▶ **What the exercise asks**
Which lines below hold the word "Minutes"? Report each one.

======== Rows

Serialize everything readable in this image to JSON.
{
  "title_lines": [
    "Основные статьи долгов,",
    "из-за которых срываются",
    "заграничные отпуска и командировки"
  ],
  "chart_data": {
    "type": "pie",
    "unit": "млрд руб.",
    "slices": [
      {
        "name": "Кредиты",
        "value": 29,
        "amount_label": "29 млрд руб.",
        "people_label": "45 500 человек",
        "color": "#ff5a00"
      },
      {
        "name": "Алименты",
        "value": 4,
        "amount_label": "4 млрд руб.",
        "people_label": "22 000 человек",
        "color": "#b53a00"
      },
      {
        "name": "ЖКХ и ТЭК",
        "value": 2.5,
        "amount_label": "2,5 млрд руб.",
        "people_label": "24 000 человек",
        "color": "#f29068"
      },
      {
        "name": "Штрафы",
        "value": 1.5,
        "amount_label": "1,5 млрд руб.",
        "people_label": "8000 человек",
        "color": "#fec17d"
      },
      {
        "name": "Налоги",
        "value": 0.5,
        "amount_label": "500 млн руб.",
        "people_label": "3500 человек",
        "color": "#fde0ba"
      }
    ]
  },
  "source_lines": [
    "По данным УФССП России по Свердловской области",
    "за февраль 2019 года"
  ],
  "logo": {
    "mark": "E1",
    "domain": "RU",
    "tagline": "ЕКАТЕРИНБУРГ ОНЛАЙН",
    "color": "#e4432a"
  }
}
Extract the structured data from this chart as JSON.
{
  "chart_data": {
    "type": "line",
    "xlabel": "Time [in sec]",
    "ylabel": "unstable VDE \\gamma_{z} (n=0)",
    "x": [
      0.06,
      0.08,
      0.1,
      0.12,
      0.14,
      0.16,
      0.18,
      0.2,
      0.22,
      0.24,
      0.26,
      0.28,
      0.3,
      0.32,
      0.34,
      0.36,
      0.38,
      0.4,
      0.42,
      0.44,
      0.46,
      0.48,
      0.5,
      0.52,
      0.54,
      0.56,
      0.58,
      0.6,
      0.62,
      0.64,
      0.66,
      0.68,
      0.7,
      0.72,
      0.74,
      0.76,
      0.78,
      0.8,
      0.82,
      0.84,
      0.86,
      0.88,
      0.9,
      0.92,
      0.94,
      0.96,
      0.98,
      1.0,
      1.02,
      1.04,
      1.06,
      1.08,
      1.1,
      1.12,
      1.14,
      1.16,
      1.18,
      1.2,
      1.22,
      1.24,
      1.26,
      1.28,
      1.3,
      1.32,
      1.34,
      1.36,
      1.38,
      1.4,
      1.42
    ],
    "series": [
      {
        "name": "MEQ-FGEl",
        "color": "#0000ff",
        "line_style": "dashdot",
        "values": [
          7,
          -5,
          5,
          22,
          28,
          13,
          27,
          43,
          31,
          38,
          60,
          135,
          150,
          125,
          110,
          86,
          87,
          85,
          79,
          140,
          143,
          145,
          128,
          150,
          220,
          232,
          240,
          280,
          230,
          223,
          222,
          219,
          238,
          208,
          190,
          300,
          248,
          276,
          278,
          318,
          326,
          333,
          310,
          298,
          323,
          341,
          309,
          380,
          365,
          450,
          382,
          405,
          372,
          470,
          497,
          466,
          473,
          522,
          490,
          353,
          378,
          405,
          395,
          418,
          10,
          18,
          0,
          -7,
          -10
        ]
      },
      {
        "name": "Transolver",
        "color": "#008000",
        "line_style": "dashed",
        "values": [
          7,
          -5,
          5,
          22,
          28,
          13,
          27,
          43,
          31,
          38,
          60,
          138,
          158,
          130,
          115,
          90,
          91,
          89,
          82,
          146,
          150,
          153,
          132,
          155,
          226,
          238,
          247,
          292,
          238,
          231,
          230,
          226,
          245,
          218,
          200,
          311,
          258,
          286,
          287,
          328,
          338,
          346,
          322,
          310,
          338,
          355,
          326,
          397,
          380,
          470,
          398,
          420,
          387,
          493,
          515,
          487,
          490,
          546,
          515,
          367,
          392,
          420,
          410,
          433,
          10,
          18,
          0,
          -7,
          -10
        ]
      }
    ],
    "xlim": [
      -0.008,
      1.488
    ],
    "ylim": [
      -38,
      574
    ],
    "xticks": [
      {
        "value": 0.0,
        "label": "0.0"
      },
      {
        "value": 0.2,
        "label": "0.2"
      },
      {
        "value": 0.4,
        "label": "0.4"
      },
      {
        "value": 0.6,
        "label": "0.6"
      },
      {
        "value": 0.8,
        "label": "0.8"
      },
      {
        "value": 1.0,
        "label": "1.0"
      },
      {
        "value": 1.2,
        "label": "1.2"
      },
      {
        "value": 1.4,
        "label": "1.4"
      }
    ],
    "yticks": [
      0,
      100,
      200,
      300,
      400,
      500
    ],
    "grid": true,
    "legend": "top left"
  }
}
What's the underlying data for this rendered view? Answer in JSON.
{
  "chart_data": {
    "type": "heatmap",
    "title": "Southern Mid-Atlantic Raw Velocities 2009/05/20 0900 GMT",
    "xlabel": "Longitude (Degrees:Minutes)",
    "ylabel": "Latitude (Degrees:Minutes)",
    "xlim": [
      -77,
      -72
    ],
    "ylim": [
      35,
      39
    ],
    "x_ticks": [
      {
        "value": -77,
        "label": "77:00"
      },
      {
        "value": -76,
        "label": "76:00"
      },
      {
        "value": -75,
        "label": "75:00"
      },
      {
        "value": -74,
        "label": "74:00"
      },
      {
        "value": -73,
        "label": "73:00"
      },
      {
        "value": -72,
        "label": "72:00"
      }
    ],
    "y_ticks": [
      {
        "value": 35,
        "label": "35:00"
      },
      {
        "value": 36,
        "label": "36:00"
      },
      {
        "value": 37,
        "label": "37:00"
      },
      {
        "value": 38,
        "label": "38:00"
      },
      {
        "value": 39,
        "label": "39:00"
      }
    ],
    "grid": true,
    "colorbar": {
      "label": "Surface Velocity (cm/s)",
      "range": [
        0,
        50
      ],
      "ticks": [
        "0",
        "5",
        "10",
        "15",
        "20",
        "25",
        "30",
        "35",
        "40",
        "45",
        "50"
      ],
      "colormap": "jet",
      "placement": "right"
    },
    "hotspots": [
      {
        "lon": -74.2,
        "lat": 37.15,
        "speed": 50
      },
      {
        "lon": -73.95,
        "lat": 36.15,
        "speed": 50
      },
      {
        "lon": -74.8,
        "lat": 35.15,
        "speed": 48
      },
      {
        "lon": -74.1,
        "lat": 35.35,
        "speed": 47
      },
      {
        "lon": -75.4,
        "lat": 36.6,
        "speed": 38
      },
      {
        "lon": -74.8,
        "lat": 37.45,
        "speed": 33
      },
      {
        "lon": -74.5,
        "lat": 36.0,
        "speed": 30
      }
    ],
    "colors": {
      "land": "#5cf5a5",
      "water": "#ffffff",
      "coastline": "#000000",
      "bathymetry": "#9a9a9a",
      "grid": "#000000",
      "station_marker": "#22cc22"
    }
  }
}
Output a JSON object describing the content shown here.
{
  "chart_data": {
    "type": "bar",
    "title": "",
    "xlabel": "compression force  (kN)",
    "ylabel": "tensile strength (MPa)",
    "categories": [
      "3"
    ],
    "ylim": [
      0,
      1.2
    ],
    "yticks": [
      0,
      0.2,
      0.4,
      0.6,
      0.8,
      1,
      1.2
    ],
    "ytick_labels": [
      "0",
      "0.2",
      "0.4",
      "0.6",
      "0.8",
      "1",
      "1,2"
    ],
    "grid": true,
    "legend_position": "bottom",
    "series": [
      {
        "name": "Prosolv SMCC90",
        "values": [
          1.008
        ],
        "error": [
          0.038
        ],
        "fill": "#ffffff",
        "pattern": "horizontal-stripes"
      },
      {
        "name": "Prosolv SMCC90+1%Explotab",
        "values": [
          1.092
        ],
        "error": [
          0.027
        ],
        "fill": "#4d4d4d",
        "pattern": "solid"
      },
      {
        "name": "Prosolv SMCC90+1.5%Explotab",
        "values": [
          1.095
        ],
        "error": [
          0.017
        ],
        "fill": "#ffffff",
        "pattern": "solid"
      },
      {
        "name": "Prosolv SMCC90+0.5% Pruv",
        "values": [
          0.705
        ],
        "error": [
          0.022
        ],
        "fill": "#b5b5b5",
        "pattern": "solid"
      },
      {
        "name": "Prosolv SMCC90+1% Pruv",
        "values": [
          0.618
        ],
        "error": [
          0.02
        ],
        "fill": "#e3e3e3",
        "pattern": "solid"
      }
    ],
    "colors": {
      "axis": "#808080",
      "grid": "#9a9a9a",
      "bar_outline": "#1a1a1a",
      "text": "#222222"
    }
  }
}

================

▶ **Result for this exercise**
    "xlabel": "Longitude (Degrees:Minutes)",
    "ylabel": "Latitude (Degrees:Minutes)",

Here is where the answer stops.